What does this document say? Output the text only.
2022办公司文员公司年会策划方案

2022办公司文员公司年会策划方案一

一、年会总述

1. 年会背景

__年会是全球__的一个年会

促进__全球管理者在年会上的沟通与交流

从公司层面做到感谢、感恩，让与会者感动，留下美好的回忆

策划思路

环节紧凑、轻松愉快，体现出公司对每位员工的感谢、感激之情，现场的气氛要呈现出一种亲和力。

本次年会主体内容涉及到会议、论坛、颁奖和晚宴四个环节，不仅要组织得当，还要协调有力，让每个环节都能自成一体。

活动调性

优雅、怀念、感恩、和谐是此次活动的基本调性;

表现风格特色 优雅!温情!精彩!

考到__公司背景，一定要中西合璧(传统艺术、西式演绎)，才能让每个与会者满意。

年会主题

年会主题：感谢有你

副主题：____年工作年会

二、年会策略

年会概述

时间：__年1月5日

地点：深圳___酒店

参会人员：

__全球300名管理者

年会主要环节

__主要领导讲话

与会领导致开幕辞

++++++++

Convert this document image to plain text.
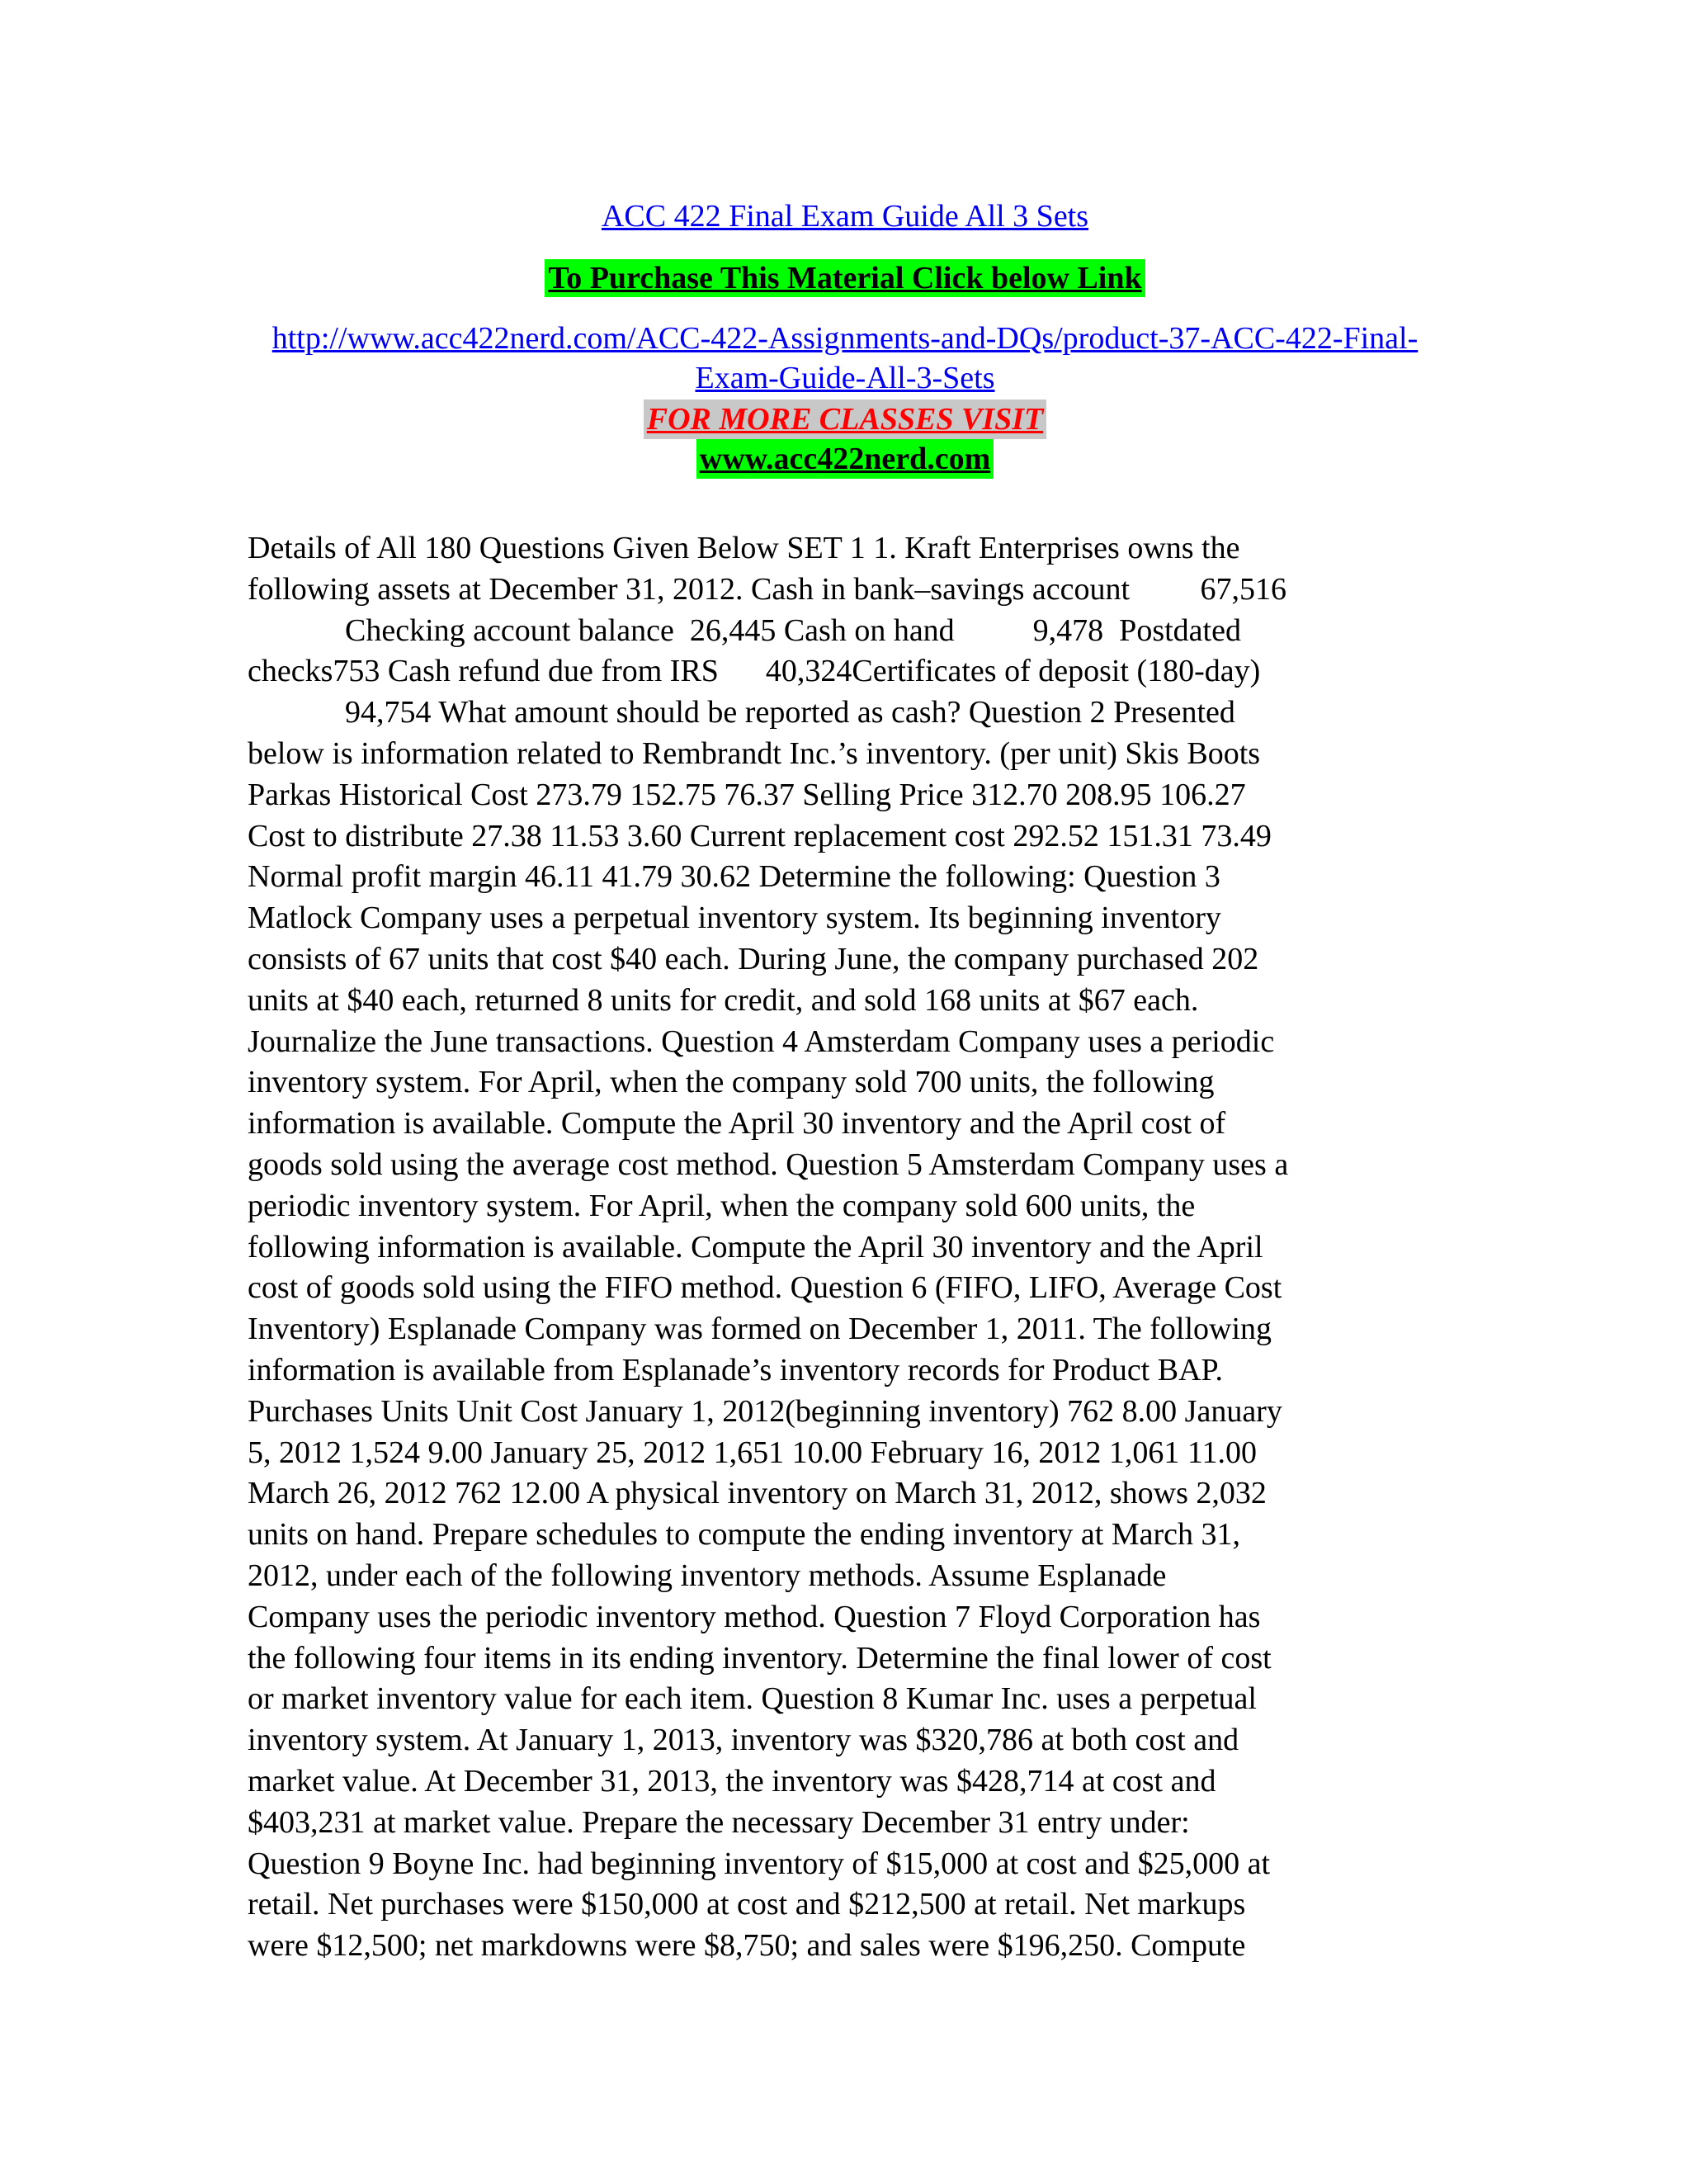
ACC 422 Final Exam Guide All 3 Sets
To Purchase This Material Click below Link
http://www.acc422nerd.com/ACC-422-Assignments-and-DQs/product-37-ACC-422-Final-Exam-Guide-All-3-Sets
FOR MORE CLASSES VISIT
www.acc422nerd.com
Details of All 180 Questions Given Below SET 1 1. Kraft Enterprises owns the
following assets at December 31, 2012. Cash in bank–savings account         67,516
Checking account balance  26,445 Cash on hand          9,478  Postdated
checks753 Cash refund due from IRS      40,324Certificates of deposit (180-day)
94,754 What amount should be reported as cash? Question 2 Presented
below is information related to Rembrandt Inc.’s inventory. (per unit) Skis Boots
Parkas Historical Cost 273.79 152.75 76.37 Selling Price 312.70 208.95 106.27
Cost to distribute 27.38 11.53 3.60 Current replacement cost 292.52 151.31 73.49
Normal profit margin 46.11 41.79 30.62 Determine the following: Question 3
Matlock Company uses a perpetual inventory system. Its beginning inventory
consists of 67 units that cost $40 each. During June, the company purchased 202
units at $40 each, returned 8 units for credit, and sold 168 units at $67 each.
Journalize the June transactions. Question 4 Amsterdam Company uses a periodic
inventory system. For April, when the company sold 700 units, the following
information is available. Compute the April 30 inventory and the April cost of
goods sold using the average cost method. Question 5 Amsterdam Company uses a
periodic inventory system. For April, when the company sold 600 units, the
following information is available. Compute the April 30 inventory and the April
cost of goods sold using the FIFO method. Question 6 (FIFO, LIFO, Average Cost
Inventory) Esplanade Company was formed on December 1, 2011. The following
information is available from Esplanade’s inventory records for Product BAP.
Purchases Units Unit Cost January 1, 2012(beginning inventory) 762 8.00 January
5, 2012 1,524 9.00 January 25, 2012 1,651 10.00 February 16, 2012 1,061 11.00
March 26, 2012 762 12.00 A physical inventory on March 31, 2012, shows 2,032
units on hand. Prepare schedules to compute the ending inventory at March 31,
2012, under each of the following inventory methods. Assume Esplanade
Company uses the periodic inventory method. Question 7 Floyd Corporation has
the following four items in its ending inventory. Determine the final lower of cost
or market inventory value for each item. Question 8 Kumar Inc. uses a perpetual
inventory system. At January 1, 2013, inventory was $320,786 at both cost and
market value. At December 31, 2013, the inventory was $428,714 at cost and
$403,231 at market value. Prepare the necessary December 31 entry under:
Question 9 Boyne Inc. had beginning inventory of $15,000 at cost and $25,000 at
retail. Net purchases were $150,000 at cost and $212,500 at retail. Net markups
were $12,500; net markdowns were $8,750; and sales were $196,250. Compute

++++++++

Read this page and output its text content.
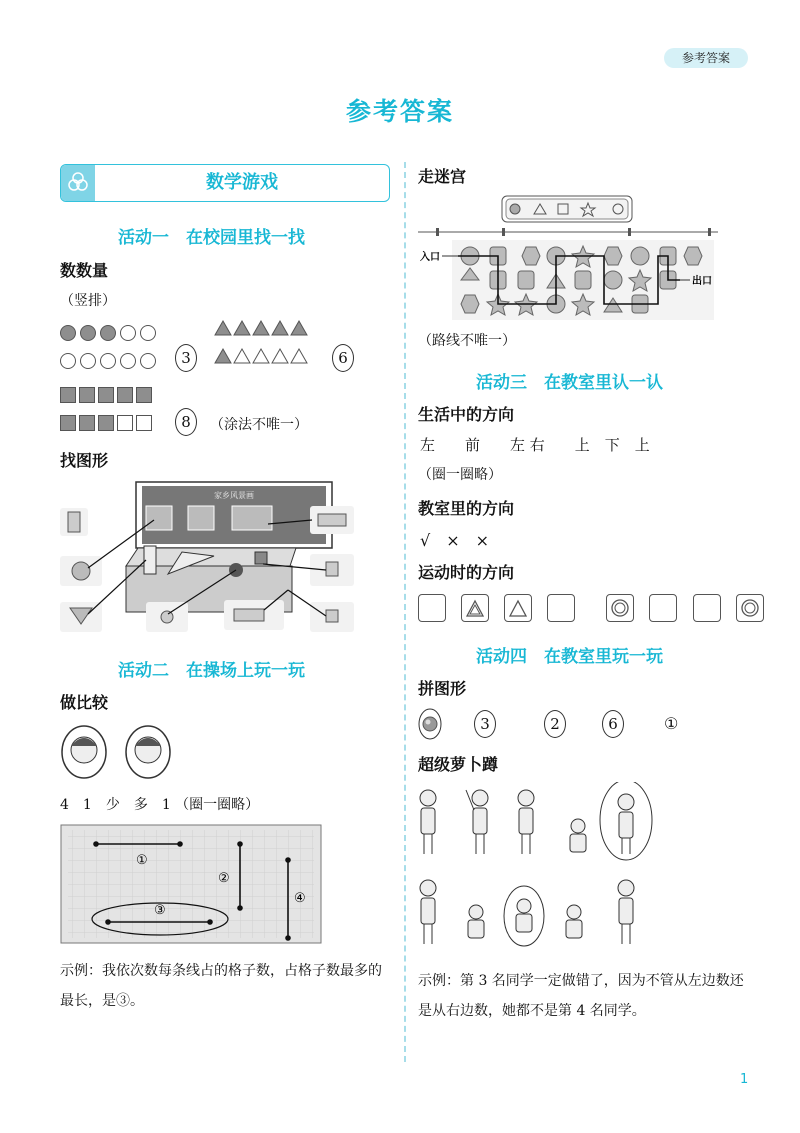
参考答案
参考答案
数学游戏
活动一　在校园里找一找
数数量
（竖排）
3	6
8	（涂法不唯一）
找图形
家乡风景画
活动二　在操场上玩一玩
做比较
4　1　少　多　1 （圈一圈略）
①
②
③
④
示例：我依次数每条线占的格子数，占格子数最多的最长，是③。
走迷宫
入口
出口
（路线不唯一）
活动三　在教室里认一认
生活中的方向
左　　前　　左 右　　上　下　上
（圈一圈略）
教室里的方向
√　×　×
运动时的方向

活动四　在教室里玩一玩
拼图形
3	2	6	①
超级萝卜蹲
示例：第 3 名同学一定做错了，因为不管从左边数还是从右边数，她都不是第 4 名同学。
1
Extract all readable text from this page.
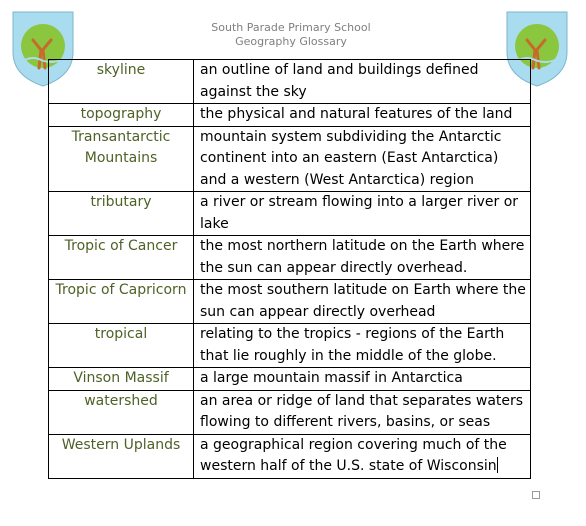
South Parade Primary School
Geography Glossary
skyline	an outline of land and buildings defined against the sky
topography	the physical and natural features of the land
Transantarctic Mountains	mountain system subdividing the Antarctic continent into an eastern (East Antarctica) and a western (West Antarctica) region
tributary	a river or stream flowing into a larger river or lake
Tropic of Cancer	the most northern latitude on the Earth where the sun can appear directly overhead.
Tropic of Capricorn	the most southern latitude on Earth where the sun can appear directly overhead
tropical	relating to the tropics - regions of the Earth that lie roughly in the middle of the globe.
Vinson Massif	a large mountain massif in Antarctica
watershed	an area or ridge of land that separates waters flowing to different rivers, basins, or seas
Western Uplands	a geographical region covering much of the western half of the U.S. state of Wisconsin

++++++++

▸ **Given task**: Using the records above, say how many lines include the string "that". Only the number is wanted.

▸ **Result**: 3